Brief A: Copy out the records verbatim, starting with their first line and going on through the line with "- candle-body: [113, 416, 118, 420]".

Operational Insights > Part III: Monitoring on-premises applications > Register and manage domains > Configure the Data Engineering Integration collector
  

Configure the Data Engineering Integration collector

Configure the Data Engineering Integration collector to collect and upload statistics on Hadoop clusters used by the domain, including statistics on jobs run on the clusters. You must select Data Engineering Integration in the list of products used by the domain on the Domain Connection panel to configure the collector.
The default collection frequency is every 1 hour. You can create a custom schedule to suit your requirements.
The collector is enabled by default. Clear the Enabled checkbox to disable the collector.
Click Finish when you finish configuring the collector.

Collecting historical data

You can configure the collector to populate Operational Insights with up to 60 days of historical data.
Historical data is collected for the previous 30 days by default. However you can specify any number of days between 1 and 60.
Data collection begins at the time the domain is added to Operational Insights. Roughly 24 hours worth of data is collected every hour, meaning that approximately 30 hours are required to populate Operational Insights with data for the prior month.
Historical data collection is enabled by default. Clear the Collect Historical Data checkbox to disable historical data collection.

Selecting the cluster configuration

If the domain is a Data Engineering Integration domain, select the cluster configuration used by the domain to connect to the Hadoop cluster. The Data Engineering Integration collector uses the cluster configuration to gather job execution statistics and operational metrics for the cluster.
You can view the cluster configurations created in the domain in the Connections tab in Informatica Administrator (the Administrator tool).
    1Click Select Cluster Configuration.
    2Select the cluster configuration to use to connect to the Hadoop cluster from the menu.
    3Select the Enable Cluster Configuration checkbox to enable the collector to collect data from the cluster.
    4To connect to a secure cluster, click TLS Enabled, and then specify the path and password for the cluster truststore file.
    5Click Save to save the configuration.

Configure the Collector Schedule

You can configure a custom schedule for the collector. The schedule you create overrides the default collector schedule.
Enter the following properties:
Property
Description
Repeats
The interval at which to repeat collection.
Repeats Frequency
The frequency at which to perform collection.

Extracted material:
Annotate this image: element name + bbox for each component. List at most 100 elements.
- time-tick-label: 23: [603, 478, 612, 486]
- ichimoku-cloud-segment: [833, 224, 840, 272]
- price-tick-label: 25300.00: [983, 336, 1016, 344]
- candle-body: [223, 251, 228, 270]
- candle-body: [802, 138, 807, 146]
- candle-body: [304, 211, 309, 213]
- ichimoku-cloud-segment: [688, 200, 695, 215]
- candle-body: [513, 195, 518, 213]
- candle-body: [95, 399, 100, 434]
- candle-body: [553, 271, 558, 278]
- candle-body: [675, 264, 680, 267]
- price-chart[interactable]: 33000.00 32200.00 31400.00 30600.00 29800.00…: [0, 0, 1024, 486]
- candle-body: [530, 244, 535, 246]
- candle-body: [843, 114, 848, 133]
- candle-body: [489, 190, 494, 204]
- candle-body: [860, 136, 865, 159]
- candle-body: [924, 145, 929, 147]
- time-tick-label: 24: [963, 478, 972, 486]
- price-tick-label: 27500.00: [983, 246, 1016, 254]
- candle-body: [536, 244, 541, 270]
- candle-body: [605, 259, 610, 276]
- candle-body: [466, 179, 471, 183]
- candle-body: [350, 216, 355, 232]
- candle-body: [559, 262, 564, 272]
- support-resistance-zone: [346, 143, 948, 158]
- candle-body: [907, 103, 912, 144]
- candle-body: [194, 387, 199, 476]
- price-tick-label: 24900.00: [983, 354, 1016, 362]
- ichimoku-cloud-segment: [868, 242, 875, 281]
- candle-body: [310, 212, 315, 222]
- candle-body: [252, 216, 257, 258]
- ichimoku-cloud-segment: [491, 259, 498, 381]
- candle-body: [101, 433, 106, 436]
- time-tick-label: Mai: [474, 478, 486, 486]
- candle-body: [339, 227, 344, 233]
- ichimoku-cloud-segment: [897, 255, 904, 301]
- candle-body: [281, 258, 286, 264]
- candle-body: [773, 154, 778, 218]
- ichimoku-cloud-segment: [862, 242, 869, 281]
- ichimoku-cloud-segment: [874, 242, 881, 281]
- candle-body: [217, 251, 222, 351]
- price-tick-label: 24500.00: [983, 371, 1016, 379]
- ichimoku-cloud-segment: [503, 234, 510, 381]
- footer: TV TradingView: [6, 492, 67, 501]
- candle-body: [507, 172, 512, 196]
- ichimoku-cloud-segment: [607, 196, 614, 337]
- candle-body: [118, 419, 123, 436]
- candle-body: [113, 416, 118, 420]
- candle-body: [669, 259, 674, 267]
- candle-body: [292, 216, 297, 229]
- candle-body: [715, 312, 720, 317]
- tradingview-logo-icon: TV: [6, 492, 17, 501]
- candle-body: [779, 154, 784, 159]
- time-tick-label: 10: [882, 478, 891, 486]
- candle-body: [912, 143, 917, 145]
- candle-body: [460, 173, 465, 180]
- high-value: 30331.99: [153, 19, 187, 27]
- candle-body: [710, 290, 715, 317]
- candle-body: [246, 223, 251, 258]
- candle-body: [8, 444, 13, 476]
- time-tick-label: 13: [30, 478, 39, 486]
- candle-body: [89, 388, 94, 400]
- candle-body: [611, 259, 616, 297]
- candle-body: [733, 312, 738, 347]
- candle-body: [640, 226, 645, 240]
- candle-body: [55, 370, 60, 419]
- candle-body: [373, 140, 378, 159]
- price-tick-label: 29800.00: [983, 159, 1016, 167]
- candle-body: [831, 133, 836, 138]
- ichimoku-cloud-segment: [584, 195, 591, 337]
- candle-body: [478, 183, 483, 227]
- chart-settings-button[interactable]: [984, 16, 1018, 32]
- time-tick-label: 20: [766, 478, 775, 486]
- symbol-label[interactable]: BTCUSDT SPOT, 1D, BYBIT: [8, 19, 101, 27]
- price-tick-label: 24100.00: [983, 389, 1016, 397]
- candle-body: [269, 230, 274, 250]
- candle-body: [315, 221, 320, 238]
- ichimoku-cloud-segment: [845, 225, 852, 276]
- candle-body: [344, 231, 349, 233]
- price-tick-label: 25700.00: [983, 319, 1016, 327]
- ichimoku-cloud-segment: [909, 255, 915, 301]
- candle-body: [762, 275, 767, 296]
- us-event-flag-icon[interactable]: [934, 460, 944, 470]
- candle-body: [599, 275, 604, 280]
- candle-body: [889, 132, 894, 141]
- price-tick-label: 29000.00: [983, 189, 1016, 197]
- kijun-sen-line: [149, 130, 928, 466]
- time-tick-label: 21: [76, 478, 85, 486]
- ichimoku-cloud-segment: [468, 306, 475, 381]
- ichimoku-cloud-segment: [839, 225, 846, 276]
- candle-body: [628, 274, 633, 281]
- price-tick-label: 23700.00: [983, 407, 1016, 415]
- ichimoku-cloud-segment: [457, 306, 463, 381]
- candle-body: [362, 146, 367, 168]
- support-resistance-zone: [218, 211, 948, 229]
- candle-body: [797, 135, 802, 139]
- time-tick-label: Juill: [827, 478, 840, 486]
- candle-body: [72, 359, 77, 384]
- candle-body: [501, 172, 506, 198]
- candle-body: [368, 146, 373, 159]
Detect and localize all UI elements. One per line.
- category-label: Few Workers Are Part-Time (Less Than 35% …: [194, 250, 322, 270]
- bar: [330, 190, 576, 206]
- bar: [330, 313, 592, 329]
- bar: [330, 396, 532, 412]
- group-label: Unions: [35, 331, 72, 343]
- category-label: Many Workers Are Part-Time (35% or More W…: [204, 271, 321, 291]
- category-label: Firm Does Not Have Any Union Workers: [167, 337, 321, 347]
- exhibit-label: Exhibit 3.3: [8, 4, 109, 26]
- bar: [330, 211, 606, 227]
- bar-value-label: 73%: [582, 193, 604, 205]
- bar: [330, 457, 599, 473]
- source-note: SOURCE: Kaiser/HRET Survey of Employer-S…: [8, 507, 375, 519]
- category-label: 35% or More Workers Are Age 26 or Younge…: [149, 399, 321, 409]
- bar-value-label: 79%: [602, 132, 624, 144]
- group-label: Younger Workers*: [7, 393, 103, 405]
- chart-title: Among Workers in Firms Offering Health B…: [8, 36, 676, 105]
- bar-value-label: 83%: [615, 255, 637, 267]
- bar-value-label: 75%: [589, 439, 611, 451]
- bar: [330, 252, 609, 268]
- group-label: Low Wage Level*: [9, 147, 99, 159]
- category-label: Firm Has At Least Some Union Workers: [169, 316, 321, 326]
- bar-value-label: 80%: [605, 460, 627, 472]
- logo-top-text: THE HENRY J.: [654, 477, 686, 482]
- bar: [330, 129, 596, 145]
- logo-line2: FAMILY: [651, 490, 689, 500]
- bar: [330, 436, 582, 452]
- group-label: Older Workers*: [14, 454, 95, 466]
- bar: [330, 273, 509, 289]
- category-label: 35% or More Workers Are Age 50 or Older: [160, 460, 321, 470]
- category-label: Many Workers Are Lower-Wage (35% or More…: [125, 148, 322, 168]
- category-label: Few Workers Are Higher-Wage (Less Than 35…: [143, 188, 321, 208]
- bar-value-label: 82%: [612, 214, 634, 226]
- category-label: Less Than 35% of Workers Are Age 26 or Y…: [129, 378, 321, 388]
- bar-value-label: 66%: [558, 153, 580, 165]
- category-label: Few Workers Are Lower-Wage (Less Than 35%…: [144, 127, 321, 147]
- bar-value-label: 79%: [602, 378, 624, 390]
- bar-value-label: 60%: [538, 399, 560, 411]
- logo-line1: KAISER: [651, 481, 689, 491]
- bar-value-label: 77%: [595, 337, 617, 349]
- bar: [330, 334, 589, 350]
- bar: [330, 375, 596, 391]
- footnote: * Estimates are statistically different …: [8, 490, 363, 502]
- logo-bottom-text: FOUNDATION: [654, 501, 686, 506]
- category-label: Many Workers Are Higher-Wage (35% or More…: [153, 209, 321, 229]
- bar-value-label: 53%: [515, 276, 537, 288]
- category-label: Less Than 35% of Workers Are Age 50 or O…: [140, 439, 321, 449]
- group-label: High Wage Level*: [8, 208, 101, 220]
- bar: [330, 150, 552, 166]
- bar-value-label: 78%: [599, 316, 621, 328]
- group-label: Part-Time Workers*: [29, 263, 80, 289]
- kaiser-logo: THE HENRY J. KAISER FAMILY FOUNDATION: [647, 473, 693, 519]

Brief B: How often does the collector run by default, according to the Data Engineering Integration collector page?

Exercise solution A:
Annotate this image: element name + bbox for each component. List at most 100 elements.
- time-tick-label: 23: [603, 478, 612, 486]
- ichimoku-cloud-segment: [833, 224, 840, 272]
- price-tick-label: 25300.00: [983, 336, 1016, 344]
- candle-body: [223, 251, 228, 270]
- candle-body: [802, 138, 807, 146]
- candle-body: [304, 211, 309, 213]
- ichimoku-cloud-segment: [688, 200, 695, 215]
- candle-body: [513, 195, 518, 213]
- candle-body: [95, 399, 100, 434]
- candle-body: [553, 271, 558, 278]
- candle-body: [675, 264, 680, 267]
- price-chart[interactable]: 33000.00 32200.00 31400.00 30600.00 29800.00…: [0, 0, 1024, 486]
- candle-body: [530, 244, 535, 246]
- candle-body: [843, 114, 848, 133]
- candle-body: [489, 190, 494, 204]
- candle-body: [860, 136, 865, 159]
- candle-body: [924, 145, 929, 147]
- time-tick-label: 24: [963, 478, 972, 486]
- price-tick-label: 27500.00: [983, 246, 1016, 254]
- candle-body: [536, 244, 541, 270]
- candle-body: [605, 259, 610, 276]
- candle-body: [466, 179, 471, 183]
- candle-body: [350, 216, 355, 232]
- candle-body: [559, 262, 564, 272]
- support-resistance-zone: [346, 143, 948, 158]
- candle-body: [907, 103, 912, 144]
- candle-body: [194, 387, 199, 476]
- price-tick-label: 24900.00: [983, 354, 1016, 362]
- ichimoku-cloud-segment: [868, 242, 875, 281]
- candle-body: [310, 212, 315, 222]
- candle-body: [252, 216, 257, 258]
- ichimoku-cloud-segment: [491, 259, 498, 381]
- candle-body: [101, 433, 106, 436]
- time-tick-label: Mai: [474, 478, 486, 486]
- candle-body: [339, 227, 344, 233]
- ichimoku-cloud-segment: [897, 255, 904, 301]
- candle-body: [281, 258, 286, 264]
- candle-body: [773, 154, 778, 218]
- ichimoku-cloud-segment: [862, 242, 869, 281]
- ichimoku-cloud-segment: [874, 242, 881, 281]
- candle-body: [217, 251, 222, 351]
- price-tick-label: 24500.00: [983, 371, 1016, 379]
- ichimoku-cloud-segment: [503, 234, 510, 381]
- footer: TV TradingView: [6, 492, 67, 501]
- candle-body: [507, 172, 512, 196]
- ichimoku-cloud-segment: [607, 196, 614, 337]
- candle-body: [118, 419, 123, 436]
- candle-body: [113, 416, 118, 420]

Exercise solution B: Every 1 hour.